**CHALLENGE**
From the line containing "What's the underlying" down to the last line, set down each line exactly as it is, and nothing more. Leave the pictures out.

[Dataset records]
__________________________________________________
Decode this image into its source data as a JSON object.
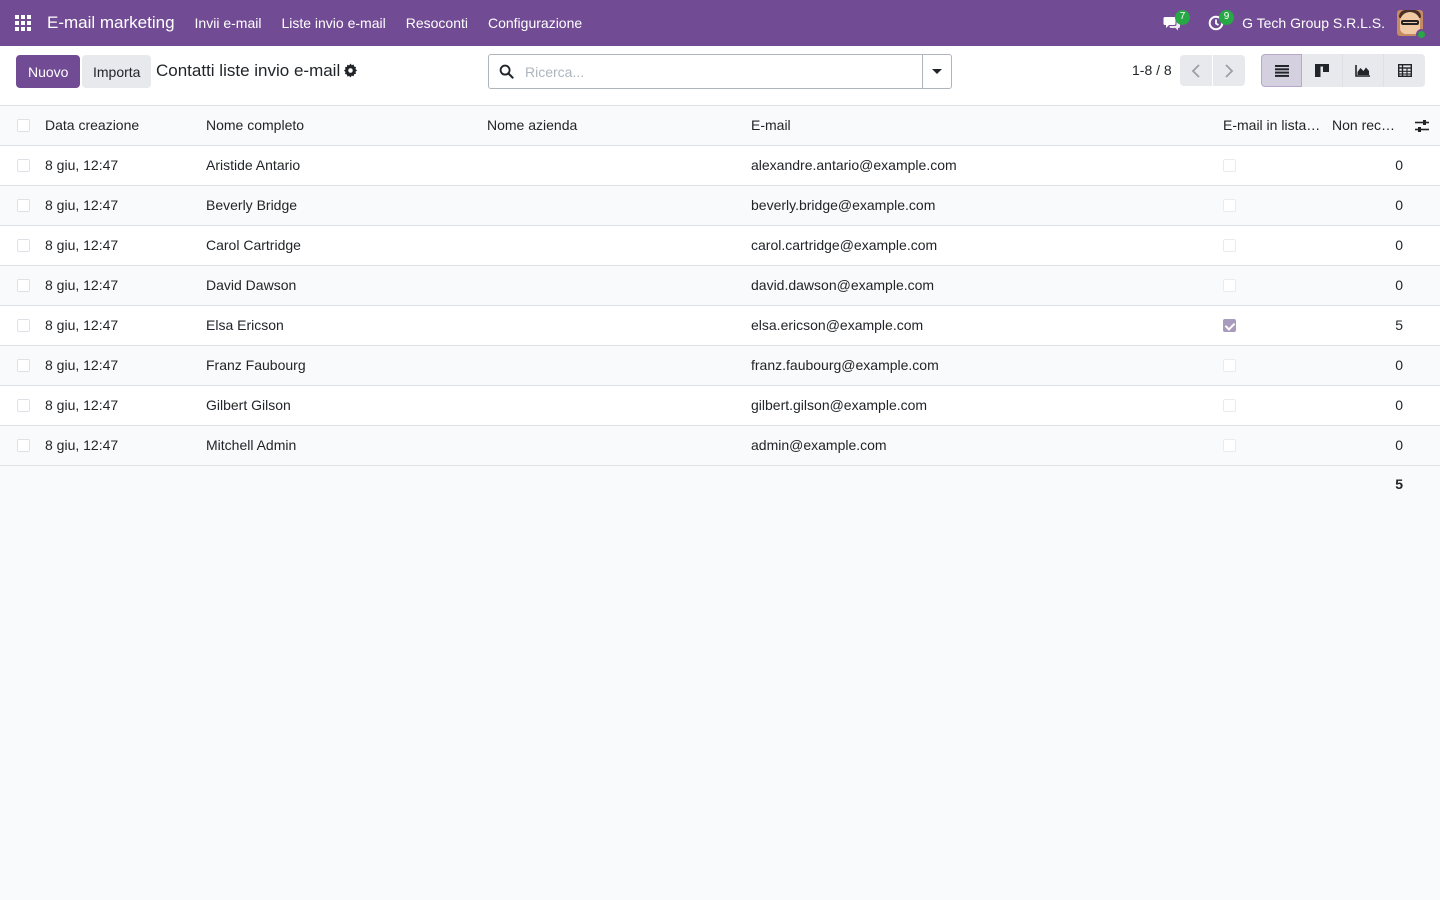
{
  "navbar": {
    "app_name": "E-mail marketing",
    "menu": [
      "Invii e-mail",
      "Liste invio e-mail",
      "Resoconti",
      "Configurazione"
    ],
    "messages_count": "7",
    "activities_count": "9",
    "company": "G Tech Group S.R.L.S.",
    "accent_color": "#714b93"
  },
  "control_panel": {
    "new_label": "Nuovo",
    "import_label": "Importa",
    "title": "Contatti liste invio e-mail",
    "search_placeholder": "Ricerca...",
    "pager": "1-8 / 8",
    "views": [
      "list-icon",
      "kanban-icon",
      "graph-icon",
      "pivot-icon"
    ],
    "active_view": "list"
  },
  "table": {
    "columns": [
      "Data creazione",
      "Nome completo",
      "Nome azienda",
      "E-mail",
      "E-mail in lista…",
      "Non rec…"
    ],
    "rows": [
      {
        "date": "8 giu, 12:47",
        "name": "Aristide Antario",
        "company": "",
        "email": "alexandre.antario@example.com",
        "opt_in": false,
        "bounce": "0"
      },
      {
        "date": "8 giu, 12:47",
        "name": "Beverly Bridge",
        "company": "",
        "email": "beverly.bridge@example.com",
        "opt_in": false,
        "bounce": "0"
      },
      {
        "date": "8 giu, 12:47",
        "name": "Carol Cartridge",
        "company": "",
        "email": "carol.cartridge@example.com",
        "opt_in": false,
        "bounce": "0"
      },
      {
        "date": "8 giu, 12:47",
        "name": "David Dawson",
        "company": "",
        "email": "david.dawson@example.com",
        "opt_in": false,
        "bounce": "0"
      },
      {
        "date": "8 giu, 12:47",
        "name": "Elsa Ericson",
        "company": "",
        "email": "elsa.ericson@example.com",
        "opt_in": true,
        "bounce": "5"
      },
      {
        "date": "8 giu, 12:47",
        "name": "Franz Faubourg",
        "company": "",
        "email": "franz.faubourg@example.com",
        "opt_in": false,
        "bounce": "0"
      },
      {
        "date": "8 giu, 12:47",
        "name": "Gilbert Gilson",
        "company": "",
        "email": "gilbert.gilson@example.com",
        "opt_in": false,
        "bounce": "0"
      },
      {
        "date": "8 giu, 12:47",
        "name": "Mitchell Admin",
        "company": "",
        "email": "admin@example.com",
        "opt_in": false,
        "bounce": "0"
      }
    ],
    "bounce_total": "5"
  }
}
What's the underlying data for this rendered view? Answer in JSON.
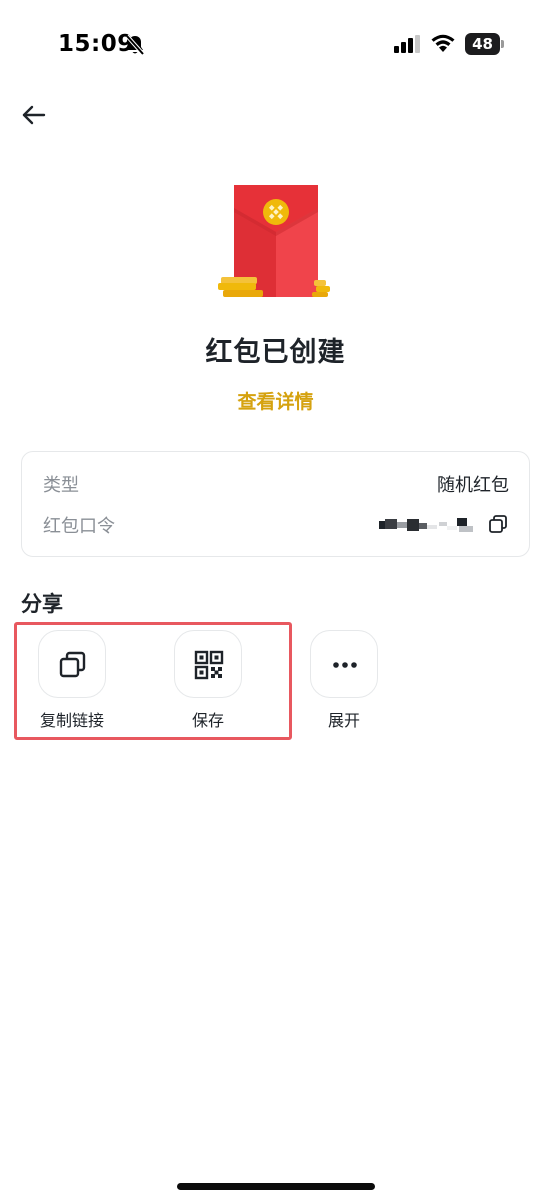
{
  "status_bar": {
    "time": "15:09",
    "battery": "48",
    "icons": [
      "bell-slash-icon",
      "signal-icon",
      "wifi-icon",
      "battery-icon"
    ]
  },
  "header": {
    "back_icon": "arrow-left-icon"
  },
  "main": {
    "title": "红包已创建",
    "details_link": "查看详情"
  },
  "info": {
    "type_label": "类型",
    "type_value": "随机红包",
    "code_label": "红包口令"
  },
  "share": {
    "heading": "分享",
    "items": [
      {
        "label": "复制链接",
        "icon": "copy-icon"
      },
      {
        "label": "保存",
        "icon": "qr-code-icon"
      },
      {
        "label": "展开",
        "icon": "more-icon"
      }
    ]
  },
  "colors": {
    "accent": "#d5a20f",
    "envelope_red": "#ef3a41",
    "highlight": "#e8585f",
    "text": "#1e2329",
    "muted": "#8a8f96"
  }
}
__________________________________________________
**WORKED ANSWER**
What's the underlying data for this rendered view? Answer in JSON.
{
  "status_bar": {
    "time": "15:09",
    "battery": "48",
    "icons": [
      "bell-slash-icon",
      "signal-icon",
      "wifi-icon",
      "battery-icon"
    ]
  },
  "header": {
    "back_icon": "arrow-left-icon"
  },
  "main": {
    "title": "红包已创建",
    "details_link": "查看详情"
  },
  "info": {
    "type_label": "类型",
    "type_value": "随机红包",
    "code_label": "红包口令"
  },
  "share": {
    "heading": "分享",
    "items": [
      {
        "label": "复制链接",
        "icon": "copy-icon"
      },
      {
        "label": "保存",
        "icon": "qr-code-icon"
      },
      {
        "label": "展开",
        "icon": "more-icon"
      }
    ]
  },
  "colors": {
    "accent": "#d5a20f",
    "envelope_red": "#ef3a41",
    "highlight": "#e8585f",
    "text": "#1e2329",
    "muted": "#8a8f96"
  }
}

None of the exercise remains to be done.